What this task involves = Your task is to repeat the entries word for word while leaving out the pictures.

* start Input *

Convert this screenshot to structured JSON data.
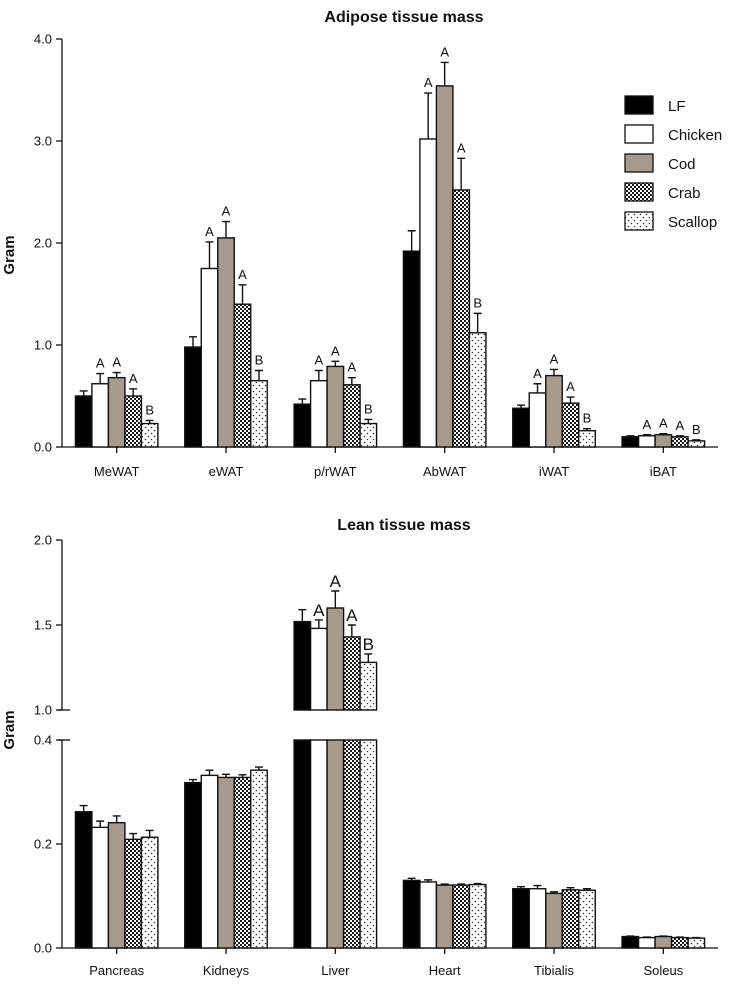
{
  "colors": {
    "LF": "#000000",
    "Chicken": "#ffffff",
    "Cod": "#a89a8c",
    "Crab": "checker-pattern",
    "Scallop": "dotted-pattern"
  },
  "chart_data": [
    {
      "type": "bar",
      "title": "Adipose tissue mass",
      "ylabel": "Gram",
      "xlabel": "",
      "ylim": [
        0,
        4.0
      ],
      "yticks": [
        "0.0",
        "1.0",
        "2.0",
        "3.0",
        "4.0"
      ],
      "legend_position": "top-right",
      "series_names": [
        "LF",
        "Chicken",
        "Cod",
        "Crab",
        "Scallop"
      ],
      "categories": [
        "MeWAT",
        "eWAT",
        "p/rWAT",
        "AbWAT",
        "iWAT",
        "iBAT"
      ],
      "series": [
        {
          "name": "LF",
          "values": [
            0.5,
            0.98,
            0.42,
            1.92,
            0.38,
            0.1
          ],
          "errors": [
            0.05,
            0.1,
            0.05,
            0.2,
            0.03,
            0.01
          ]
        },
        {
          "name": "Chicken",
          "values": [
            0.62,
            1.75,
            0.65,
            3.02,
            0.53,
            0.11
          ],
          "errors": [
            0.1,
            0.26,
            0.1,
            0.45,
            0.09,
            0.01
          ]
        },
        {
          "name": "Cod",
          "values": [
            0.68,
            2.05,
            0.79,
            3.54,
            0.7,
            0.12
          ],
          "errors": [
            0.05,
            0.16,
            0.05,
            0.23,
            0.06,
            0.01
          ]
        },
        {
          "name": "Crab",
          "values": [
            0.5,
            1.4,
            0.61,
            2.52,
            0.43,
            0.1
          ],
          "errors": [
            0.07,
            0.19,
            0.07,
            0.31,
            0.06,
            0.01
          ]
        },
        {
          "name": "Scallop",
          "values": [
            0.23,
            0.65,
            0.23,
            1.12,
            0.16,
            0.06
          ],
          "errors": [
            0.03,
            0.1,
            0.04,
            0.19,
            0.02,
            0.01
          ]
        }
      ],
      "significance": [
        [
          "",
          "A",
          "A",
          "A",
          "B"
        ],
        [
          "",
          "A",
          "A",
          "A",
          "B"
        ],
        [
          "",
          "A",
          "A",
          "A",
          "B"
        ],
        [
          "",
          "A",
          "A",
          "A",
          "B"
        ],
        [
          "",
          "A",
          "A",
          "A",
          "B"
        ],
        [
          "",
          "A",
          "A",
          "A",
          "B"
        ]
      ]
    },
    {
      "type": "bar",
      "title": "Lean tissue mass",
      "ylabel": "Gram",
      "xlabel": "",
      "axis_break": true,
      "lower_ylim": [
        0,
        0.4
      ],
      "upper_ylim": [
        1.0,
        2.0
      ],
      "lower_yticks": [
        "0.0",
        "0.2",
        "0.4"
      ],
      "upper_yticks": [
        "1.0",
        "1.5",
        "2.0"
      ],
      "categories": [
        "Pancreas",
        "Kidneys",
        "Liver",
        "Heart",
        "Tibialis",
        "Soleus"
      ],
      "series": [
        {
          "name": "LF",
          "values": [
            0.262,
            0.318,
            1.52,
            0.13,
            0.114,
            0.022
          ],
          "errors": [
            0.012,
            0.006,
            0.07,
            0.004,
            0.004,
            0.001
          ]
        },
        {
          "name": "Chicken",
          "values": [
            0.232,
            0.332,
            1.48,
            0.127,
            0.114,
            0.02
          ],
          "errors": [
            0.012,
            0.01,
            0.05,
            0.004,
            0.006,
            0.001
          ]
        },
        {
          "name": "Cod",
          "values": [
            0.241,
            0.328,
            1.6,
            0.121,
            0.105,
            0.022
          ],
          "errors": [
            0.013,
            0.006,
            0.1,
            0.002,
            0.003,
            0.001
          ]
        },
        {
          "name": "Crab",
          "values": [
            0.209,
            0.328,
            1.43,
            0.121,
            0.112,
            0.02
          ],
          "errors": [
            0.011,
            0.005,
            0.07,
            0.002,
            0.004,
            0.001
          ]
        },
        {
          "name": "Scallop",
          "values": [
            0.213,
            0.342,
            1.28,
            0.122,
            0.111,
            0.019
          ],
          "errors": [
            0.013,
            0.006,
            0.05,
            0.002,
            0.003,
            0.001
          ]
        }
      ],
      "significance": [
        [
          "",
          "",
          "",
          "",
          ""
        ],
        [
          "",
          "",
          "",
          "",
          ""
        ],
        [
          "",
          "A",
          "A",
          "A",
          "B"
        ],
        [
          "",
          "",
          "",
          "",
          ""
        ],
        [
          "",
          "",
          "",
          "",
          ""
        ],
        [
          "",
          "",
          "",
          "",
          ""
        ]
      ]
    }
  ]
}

* end Input *

Result =
Convert this screenshot to structured JSON data.
{
  "colors": {
    "LF": "#000000",
    "Chicken": "#ffffff",
    "Cod": "#a89a8c",
    "Crab": "checker-pattern",
    "Scallop": "dotted-pattern"
  },
  "chart_data": [
    {
      "type": "bar",
      "title": "Adipose tissue mass",
      "ylabel": "Gram",
      "xlabel": "",
      "ylim": [
        0,
        4.0
      ],
      "yticks": [
        "0.0",
        "1.0",
        "2.0",
        "3.0",
        "4.0"
      ],
      "legend_position": "top-right",
      "series_names": [
        "LF",
        "Chicken",
        "Cod",
        "Crab",
        "Scallop"
      ],
      "categories": [
        "MeWAT",
        "eWAT",
        "p/rWAT",
        "AbWAT",
        "iWAT",
        "iBAT"
      ],
      "series": [
        {
          "name": "LF",
          "values": [
            0.5,
            0.98,
            0.42,
            1.92,
            0.38,
            0.1
          ],
          "errors": [
            0.05,
            0.1,
            0.05,
            0.2,
            0.03,
            0.01
          ]
        },
        {
          "name": "Chicken",
          "values": [
            0.62,
            1.75,
            0.65,
            3.02,
            0.53,
            0.11
          ],
          "errors": [
            0.1,
            0.26,
            0.1,
            0.45,
            0.09,
            0.01
          ]
        },
        {
          "name": "Cod",
          "values": [
            0.68,
            2.05,
            0.79,
            3.54,
            0.7,
            0.12
          ],
          "errors": [
            0.05,
            0.16,
            0.05,
            0.23,
            0.06,
            0.01
          ]
        },
        {
          "name": "Crab",
          "values": [
            0.5,
            1.4,
            0.61,
            2.52,
            0.43,
            0.1
          ],
          "errors": [
            0.07,
            0.19,
            0.07,
            0.31,
            0.06,
            0.01
          ]
        },
        {
          "name": "Scallop",
          "values": [
            0.23,
            0.65,
            0.23,
            1.12,
            0.16,
            0.06
          ],
          "errors": [
            0.03,
            0.1,
            0.04,
            0.19,
            0.02,
            0.01
          ]
        }
      ],
      "significance": [
        [
          "",
          "A",
          "A",
          "A",
          "B"
        ],
        [
          "",
          "A",
          "A",
          "A",
          "B"
        ],
        [
          "",
          "A",
          "A",
          "A",
          "B"
        ],
        [
          "",
          "A",
          "A",
          "A",
          "B"
        ],
        [
          "",
          "A",
          "A",
          "A",
          "B"
        ],
        [
          "",
          "A",
          "A",
          "A",
          "B"
        ]
      ]
    },
    {
      "type": "bar",
      "title": "Lean tissue mass",
      "ylabel": "Gram",
      "xlabel": "",
      "axis_break": true,
      "lower_ylim": [
        0,
        0.4
      ],
      "upper_ylim": [
        1.0,
        2.0
      ],
      "lower_yticks": [
        "0.0",
        "0.2",
        "0.4"
      ],
      "upper_yticks": [
        "1.0",
        "1.5",
        "2.0"
      ],
      "categories": [
        "Pancreas",
        "Kidneys",
        "Liver",
        "Heart",
        "Tibialis",
        "Soleus"
      ],
      "series": [
        {
          "name": "LF",
          "values": [
            0.262,
            0.318,
            1.52,
            0.13,
            0.114,
            0.022
          ],
          "errors": [
            0.012,
            0.006,
            0.07,
            0.004,
            0.004,
            0.001
          ]
        },
        {
          "name": "Chicken",
          "values": [
            0.232,
            0.332,
            1.48,
            0.127,
            0.114,
            0.02
          ],
          "errors": [
            0.012,
            0.01,
            0.05,
            0.004,
            0.006,
            0.001
          ]
        },
        {
          "name": "Cod",
          "values": [
            0.241,
            0.328,
            1.6,
            0.121,
            0.105,
            0.022
          ],
          "errors": [
            0.013,
            0.006,
            0.1,
            0.002,
            0.003,
            0.001
          ]
        },
        {
          "name": "Crab",
          "values": [
            0.209,
            0.328,
            1.43,
            0.121,
            0.112,
            0.02
          ],
          "errors": [
            0.011,
            0.005,
            0.07,
            0.002,
            0.004,
            0.001
          ]
        },
        {
          "name": "Scallop",
          "values": [
            0.213,
            0.342,
            1.28,
            0.122,
            0.111,
            0.019
          ],
          "errors": [
            0.013,
            0.006,
            0.05,
            0.002,
            0.003,
            0.001
          ]
        }
      ],
      "significance": [
        [
          "",
          "",
          "",
          "",
          ""
        ],
        [
          "",
          "",
          "",
          "",
          ""
        ],
        [
          "",
          "A",
          "A",
          "A",
          "B"
        ],
        [
          "",
          "",
          "",
          "",
          ""
        ],
        [
          "",
          "",
          "",
          "",
          ""
        ],
        [
          "",
          "",
          "",
          "",
          ""
        ]
      ]
    }
  ]
}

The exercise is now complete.